Exercise task
Only the number is wanted: tally the lines below that contain the word "xlabel".

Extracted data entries
◆ ◆ ◆ ◆ ◆ ◆ ◆

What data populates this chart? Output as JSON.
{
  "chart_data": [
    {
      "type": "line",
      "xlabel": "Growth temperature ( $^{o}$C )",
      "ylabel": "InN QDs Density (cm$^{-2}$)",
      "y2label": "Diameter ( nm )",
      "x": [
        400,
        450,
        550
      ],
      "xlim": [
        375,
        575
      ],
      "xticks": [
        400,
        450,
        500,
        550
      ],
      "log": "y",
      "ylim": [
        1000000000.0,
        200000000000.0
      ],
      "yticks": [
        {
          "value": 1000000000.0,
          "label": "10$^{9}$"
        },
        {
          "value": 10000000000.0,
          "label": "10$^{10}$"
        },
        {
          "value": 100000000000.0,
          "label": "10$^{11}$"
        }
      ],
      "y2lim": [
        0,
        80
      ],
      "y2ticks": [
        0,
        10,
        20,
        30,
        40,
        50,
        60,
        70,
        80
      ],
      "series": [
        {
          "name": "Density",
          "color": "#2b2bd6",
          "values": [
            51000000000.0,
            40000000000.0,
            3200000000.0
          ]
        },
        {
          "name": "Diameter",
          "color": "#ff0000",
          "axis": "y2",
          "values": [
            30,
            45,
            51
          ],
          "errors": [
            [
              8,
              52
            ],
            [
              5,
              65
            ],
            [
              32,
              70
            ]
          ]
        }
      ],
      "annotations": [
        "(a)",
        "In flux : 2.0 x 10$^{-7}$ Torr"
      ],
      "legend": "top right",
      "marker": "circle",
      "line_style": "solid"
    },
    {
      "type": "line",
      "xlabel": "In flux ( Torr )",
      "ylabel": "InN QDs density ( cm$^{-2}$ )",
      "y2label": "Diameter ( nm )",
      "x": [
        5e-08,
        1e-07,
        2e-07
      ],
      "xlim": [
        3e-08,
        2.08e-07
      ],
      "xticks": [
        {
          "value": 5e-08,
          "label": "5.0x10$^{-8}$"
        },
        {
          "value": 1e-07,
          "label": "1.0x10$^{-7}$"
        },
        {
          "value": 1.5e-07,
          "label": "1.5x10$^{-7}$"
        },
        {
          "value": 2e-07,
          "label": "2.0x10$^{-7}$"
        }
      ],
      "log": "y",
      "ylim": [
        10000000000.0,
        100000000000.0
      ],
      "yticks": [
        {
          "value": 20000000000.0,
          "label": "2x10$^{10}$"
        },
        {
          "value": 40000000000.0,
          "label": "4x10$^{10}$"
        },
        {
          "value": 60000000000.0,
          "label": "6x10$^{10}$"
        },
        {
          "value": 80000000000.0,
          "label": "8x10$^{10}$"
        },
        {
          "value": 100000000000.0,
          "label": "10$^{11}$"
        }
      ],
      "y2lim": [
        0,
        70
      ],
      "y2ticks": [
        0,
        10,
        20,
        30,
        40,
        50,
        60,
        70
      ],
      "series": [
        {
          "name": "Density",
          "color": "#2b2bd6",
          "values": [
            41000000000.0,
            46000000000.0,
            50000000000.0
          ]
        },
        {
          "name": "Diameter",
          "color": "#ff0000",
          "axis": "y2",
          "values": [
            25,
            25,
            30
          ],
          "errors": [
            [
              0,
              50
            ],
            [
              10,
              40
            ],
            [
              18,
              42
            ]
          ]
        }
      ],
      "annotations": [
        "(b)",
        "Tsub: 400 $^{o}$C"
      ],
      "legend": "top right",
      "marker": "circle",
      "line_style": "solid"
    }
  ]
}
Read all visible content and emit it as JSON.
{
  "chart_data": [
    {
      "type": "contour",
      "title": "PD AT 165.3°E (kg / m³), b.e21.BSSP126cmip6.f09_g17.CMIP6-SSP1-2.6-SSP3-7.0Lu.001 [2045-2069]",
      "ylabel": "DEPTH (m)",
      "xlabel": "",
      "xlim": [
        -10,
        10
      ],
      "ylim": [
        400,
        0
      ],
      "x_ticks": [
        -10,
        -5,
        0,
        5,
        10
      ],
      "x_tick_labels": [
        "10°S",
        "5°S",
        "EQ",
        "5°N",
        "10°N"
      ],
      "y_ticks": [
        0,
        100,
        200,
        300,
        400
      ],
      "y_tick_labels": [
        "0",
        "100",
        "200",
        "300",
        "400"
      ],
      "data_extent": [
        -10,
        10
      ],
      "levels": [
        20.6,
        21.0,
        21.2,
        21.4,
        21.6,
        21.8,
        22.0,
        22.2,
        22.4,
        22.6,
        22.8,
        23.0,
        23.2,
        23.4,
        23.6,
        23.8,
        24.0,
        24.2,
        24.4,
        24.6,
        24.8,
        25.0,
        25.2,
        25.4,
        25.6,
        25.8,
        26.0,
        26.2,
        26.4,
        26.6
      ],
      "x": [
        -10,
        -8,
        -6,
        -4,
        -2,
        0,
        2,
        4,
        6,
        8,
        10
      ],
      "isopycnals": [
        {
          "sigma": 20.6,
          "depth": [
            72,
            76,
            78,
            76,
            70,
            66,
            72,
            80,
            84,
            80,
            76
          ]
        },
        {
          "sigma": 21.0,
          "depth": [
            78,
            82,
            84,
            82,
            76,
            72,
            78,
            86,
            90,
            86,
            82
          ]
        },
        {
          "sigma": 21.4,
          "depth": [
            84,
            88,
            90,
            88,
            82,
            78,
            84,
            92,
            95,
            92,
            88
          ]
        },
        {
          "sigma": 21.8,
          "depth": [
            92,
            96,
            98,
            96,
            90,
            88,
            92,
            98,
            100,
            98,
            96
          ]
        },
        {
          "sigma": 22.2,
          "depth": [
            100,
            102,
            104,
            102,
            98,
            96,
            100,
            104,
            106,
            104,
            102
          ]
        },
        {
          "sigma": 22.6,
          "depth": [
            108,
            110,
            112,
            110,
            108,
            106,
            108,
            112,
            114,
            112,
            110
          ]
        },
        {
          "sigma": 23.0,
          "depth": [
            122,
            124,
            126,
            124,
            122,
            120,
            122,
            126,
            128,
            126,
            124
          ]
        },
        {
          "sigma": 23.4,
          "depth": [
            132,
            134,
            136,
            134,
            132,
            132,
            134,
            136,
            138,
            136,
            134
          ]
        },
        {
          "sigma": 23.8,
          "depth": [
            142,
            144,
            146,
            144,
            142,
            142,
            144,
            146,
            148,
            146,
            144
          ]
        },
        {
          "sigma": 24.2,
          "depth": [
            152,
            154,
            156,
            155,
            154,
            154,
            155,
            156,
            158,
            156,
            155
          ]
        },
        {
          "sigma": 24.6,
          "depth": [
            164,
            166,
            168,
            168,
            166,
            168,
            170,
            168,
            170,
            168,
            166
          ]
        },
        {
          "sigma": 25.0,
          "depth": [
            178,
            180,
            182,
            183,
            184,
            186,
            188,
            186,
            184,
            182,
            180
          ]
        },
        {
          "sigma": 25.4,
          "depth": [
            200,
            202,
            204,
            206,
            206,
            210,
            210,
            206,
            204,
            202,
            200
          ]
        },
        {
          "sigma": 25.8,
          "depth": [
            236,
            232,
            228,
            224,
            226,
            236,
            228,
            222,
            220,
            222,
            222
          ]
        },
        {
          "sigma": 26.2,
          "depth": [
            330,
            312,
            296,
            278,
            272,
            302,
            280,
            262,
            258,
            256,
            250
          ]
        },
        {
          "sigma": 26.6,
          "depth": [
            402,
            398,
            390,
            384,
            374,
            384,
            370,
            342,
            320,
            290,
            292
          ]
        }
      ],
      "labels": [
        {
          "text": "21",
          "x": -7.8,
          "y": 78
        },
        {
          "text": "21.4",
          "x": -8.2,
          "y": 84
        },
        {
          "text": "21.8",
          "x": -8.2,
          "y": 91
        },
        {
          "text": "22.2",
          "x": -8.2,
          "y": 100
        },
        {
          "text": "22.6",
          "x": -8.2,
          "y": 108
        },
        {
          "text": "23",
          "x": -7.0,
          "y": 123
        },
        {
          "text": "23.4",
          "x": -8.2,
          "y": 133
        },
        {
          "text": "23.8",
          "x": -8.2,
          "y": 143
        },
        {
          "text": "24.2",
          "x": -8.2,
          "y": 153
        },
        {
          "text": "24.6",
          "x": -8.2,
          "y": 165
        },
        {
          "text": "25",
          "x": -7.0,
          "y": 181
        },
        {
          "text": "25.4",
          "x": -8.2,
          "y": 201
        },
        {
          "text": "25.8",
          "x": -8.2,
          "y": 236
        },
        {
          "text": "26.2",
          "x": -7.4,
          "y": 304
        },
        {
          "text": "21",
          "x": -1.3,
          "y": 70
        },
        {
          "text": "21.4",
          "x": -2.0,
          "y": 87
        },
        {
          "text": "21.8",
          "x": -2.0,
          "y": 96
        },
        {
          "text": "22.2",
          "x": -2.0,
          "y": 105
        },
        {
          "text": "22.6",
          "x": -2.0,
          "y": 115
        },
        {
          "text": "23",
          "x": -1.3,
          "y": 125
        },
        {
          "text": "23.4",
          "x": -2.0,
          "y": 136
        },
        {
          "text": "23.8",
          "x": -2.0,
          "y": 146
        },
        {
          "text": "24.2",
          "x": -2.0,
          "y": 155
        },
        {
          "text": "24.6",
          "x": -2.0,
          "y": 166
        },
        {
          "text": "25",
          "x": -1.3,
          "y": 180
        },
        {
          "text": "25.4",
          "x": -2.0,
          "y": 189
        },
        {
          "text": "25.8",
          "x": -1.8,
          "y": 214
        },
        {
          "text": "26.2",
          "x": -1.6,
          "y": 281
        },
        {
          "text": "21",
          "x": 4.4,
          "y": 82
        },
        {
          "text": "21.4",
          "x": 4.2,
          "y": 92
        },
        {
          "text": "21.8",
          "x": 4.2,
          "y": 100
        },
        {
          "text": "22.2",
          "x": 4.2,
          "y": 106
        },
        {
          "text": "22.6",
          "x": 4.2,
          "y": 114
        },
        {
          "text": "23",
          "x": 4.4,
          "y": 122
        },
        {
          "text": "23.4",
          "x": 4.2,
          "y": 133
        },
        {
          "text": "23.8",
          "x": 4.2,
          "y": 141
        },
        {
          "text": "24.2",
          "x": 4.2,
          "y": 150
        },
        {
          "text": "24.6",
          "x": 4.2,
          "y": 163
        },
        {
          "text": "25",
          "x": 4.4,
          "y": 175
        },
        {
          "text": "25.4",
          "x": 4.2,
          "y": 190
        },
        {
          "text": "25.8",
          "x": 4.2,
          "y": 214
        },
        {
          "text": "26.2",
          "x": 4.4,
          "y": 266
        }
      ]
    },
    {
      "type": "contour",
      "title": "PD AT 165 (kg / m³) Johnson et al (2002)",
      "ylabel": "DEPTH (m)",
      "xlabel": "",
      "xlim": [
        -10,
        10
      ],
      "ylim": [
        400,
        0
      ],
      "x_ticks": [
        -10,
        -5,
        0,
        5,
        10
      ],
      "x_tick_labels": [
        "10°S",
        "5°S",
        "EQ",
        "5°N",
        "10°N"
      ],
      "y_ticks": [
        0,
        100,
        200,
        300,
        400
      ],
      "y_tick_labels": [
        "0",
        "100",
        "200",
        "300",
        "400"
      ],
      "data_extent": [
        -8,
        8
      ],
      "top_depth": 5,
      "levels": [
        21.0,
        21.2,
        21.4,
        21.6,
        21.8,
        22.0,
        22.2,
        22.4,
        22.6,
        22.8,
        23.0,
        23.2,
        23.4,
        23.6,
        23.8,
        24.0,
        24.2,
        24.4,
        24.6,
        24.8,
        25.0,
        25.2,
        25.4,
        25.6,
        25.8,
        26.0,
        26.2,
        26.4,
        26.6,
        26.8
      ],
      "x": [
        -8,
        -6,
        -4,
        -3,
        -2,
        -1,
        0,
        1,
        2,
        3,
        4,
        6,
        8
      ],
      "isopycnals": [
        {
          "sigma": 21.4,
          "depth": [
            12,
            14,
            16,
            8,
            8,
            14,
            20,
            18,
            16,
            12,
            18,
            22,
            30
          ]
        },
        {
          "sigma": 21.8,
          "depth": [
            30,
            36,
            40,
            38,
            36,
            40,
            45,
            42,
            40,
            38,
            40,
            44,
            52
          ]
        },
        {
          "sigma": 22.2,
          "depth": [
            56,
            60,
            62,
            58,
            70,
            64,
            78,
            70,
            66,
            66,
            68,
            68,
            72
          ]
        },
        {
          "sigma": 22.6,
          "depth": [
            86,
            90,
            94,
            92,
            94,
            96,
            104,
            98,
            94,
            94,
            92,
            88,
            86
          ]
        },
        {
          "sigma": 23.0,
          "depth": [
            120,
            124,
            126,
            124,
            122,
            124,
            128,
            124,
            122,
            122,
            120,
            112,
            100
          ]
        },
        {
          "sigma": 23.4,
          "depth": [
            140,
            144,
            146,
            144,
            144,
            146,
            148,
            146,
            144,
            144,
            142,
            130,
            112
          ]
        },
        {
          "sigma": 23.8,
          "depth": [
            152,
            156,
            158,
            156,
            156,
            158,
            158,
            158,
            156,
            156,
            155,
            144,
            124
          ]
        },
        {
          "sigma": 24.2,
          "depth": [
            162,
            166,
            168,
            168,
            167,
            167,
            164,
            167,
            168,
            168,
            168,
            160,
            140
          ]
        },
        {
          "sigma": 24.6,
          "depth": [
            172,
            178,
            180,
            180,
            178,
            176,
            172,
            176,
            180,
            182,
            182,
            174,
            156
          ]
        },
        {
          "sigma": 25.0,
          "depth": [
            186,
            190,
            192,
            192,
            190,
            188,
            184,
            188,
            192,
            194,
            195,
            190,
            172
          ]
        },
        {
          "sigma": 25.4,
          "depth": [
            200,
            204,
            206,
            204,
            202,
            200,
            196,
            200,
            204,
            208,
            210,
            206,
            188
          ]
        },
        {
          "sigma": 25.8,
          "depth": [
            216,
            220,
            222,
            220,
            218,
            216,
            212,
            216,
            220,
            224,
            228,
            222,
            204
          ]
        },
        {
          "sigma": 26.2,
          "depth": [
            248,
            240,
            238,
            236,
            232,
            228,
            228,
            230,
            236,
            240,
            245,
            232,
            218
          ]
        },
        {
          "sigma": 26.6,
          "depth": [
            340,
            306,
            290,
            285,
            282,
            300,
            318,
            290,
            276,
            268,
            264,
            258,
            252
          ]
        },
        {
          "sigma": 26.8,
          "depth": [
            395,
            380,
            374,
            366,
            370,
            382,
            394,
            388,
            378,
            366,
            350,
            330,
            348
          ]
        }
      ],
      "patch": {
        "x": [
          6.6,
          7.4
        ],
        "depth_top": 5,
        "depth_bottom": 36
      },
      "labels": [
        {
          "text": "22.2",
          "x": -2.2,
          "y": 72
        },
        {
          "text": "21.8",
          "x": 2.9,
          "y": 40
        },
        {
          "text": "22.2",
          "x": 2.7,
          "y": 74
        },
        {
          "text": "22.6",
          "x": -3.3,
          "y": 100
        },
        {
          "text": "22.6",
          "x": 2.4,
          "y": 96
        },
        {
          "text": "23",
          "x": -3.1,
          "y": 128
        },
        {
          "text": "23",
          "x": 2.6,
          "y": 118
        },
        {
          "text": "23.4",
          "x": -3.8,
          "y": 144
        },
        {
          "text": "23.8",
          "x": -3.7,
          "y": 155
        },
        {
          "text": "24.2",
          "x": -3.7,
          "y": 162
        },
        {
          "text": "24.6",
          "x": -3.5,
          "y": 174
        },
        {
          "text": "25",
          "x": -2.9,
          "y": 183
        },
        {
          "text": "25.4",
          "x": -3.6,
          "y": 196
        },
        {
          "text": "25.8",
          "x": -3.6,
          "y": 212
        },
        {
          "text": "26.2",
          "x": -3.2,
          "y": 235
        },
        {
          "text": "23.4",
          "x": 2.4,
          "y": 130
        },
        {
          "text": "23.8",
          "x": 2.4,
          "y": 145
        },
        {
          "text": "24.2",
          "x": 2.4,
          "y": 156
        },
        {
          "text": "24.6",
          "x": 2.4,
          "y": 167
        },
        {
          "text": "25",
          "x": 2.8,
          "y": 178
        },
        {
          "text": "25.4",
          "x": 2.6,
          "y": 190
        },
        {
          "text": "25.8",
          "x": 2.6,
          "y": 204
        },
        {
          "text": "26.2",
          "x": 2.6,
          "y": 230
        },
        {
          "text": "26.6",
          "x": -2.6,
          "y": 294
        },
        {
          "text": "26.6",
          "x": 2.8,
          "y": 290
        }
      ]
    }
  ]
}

◆ ◆ ◆ ◆ ◆ ◆ ◆

Exercise result
4